-------- MATERIAL SHOWN --------

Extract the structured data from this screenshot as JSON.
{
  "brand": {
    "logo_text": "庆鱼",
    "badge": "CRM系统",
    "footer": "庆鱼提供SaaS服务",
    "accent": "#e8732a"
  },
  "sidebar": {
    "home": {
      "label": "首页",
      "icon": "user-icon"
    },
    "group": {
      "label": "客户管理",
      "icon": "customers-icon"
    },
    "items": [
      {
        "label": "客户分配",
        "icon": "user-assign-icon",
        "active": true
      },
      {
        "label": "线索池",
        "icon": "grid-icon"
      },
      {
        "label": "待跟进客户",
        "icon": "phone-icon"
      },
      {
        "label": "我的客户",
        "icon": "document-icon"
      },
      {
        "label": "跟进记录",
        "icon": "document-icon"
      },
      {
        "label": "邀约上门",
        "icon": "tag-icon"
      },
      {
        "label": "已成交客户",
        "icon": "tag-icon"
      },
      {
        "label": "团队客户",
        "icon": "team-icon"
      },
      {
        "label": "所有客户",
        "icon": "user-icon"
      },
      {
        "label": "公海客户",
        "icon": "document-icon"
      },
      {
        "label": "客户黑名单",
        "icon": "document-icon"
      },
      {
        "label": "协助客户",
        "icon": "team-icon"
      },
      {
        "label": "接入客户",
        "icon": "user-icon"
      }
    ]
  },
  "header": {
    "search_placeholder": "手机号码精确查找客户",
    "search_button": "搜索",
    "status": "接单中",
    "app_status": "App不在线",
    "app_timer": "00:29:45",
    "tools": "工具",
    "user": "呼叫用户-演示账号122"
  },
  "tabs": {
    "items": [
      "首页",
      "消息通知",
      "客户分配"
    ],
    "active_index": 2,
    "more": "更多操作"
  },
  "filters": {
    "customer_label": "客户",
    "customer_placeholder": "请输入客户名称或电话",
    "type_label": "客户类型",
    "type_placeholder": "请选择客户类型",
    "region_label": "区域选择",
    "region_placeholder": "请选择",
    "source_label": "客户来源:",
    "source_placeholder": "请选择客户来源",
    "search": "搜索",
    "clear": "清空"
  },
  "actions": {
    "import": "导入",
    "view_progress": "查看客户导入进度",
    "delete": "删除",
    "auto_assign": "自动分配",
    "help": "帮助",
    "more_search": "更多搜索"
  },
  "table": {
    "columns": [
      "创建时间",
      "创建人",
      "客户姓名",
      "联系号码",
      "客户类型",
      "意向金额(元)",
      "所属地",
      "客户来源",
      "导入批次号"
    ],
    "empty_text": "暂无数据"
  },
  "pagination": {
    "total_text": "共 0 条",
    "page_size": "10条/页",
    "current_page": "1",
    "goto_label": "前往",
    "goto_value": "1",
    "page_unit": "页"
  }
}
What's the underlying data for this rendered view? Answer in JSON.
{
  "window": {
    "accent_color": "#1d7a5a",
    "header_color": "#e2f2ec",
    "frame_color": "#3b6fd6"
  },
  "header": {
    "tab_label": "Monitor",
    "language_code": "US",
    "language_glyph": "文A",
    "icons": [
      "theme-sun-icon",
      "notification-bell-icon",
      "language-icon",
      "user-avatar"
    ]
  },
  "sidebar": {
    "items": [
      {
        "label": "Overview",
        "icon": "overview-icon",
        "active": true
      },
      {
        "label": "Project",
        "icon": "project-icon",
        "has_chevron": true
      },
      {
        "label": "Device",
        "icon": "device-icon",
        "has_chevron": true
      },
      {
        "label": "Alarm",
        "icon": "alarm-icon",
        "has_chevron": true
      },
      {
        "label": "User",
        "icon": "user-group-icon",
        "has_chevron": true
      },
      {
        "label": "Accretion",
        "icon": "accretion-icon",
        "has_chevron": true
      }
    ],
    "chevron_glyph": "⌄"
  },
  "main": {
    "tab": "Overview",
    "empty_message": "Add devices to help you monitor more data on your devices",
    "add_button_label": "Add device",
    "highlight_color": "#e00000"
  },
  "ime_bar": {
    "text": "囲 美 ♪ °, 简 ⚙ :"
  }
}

--------

WHAT YOU NEED TO DO – Output the full listing without altering anything.

TASK SOLUTION –
Extract the structured data from this screenshot as JSON.
{
  "brand": {
    "logo_text": "庆鱼",
    "badge": "CRM系统",
    "footer": "庆鱼提供SaaS服务",
    "accent": "#e8732a"
  },
  "sidebar": {
    "home": {
      "label": "首页",
      "icon": "user-icon"
    },
    "group": {
      "label": "客户管理",
      "icon": "customers-icon"
    },
    "items": [
      {
        "label": "客户分配",
        "icon": "user-assign-icon",
        "active": true
      },
      {
        "label": "线索池",
        "icon": "grid-icon"
      },
      {
        "label": "待跟进客户",
        "icon": "phone-icon"
      },
      {
        "label": "我的客户",
        "icon": "document-icon"
      },
      {
        "label": "跟进记录",
        "icon": "document-icon"
      },
      {
        "label": "邀约上门",
        "icon": "tag-icon"
      },
      {
        "label": "已成交客户",
        "icon": "tag-icon"
      },
      {
        "label": "团队客户",
        "icon": "team-icon"
      },
      {
        "label": "所有客户",
        "icon": "user-icon"
      },
      {
        "label": "公海客户",
        "icon": "document-icon"
      },
      {
        "label": "客户黑名单",
        "icon": "document-icon"
      },
      {
        "label": "协助客户",
        "icon": "team-icon"
      },
      {
        "label": "接入客户",
        "icon": "user-icon"
      }
    ]
  },
  "header": {
    "search_placeholder": "手机号码精确查找客户",
    "search_button": "搜索",
    "status": "接单中",
    "app_status": "App不在线",
    "app_timer": "00:29:45",
    "tools": "工具",
    "user": "呼叫用户-演示账号122"
  },
  "tabs": {
    "items": [
      "首页",
      "消息通知",
      "客户分配"
    ],
    "active_index": 2,
    "more": "更多操作"
  },
  "filters": {
    "customer_label": "客户",
    "customer_placeholder": "请输入客户名称或电话",
    "type_label": "客户类型",
    "type_placeholder": "请选择客户类型",
    "region_label": "区域选择",
    "region_placeholder": "请选择",
    "source_label": "客户来源:",
    "source_placeholder": "请选择客户来源",
    "search": "搜索",
    "clear": "清空"
  },
  "actions": {
    "import": "导入",
    "view_progress": "查看客户导入进度",
    "delete": "删除",
    "auto_assign": "自动分配",
    "help": "帮助",
    "more_search": "更多搜索"
  },
  "table": {
    "columns": [
      "创建时间",
      "创建人",
      "客户姓名",
      "联系号码",
      "客户类型",
      "意向金额(元)",
      "所属地",
      "客户来源",
      "导入批次号"
    ],
    "empty_text": "暂无数据"
  },
  "pagination": {
    "total_text": "共 0 条",
    "page_size": "10条/页",
    "current_page": "1",
    "goto_label": "前往",
    "goto_value": "1",
    "page_unit": "页"
  }
}
What's the underlying data for this rendered view? Answer in JSON.
{
  "window": {
    "accent_color": "#1d7a5a",
    "header_color": "#e2f2ec",
    "frame_color": "#3b6fd6"
  },
  "header": {
    "tab_label": "Monitor",
    "language_code": "US",
    "language_glyph": "文A",
    "icons": [
      "theme-sun-icon",
      "notification-bell-icon",
      "language-icon",
      "user-avatar"
    ]
  },
  "sidebar": {
    "items": [
      {
        "label": "Overview",
        "icon": "overview-icon",
        "active": true
      },
      {
        "label": "Project",
        "icon": "project-icon",
        "has_chevron": true
      },
      {
        "label": "Device",
        "icon": "device-icon",
        "has_chevron": true
      },
      {
        "label": "Alarm",
        "icon": "alarm-icon",
        "has_chevron": true
      },
      {
        "label": "User",
        "icon": "user-group-icon",
        "has_chevron": true
      },
      {
        "label": "Accretion",
        "icon": "accretion-icon",
        "has_chevron": true
      }
    ],
    "chevron_glyph": "⌄"
  },
  "main": {
    "tab": "Overview",
    "empty_message": "Add devices to help you monitor more data on your devices",
    "add_button_label": "Add device",
    "highlight_color": "#e00000"
  },
  "ime_bar": {
    "text": "囲 美 ♪ °, 简 ⚙ :"
  }
}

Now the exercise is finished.